━━━━━ Record excerpts

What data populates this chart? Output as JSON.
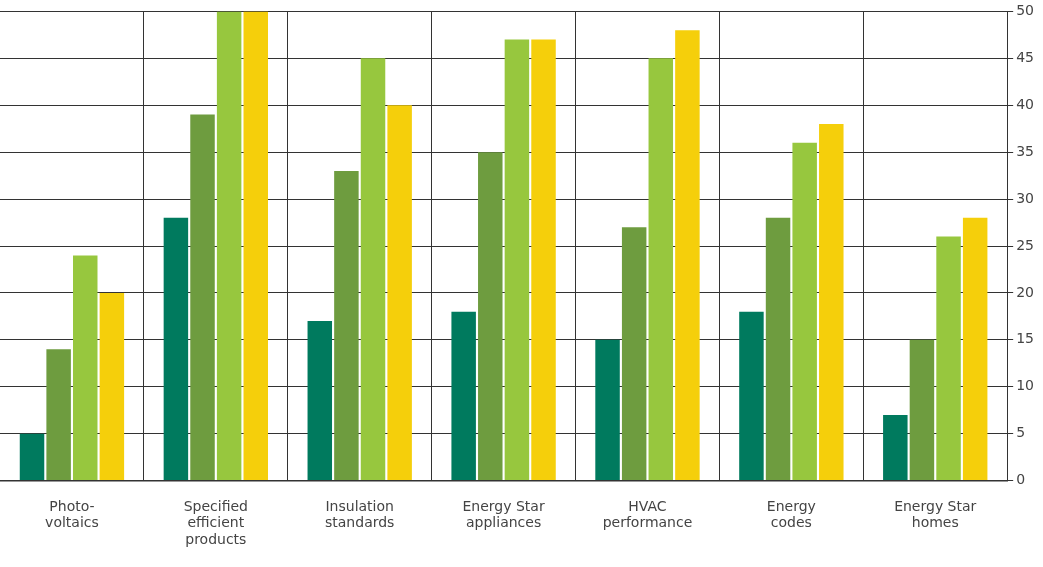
{
  "chart_data": {
    "type": "bar",
    "categories": [
      "Photo-\nvoltaics",
      "Specified\nefficient\nproducts",
      "Insulation\nstandards",
      "Energy Star\nappliances",
      "HVAC\nperformance",
      "Energy\ncodes",
      "Energy Star\nhomes"
    ],
    "series": [
      {
        "color": "#007a5e",
        "values": [
          5,
          28,
          17,
          18,
          15,
          18,
          7
        ]
      },
      {
        "color": "#6e9c3f",
        "values": [
          14,
          39,
          33,
          35,
          27,
          28,
          15
        ]
      },
      {
        "color": "#97c73e",
        "values": [
          24,
          50,
          45,
          47,
          45,
          36,
          26
        ]
      },
      {
        "color": "#f5cf0b",
        "values": [
          20,
          50,
          40,
          47,
          48,
          38,
          28
        ]
      }
    ],
    "ylim": [
      0,
      50
    ],
    "yticks": [
      0,
      5,
      10,
      15,
      20,
      25,
      30,
      35,
      40,
      45,
      50
    ],
    "grid": true,
    "legend": false
  }
}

━━━━━━━━━━

**What is being asked**
The data should be printed again unchanged; leave its pictures out.

**Response**
What data populates this chart? Output as JSON.
{
  "chart_data": {
    "type": "bar",
    "categories": [
      "Photo-\nvoltaics",
      "Specified\nefficient\nproducts",
      "Insulation\nstandards",
      "Energy Star\nappliances",
      "HVAC\nperformance",
      "Energy\ncodes",
      "Energy Star\nhomes"
    ],
    "series": [
      {
        "color": "#007a5e",
        "values": [
          5,
          28,
          17,
          18,
          15,
          18,
          7
        ]
      },
      {
        "color": "#6e9c3f",
        "values": [
          14,
          39,
          33,
          35,
          27,
          28,
          15
        ]
      },
      {
        "color": "#97c73e",
        "values": [
          24,
          50,
          45,
          47,
          45,
          36,
          26
        ]
      },
      {
        "color": "#f5cf0b",
        "values": [
          20,
          50,
          40,
          47,
          48,
          38,
          28
        ]
      }
    ],
    "ylim": [
      0,
      50
    ],
    "yticks": [
      0,
      5,
      10,
      15,
      20,
      25,
      30,
      35,
      40,
      45,
      50
    ],
    "grid": true,
    "legend": false
  }
}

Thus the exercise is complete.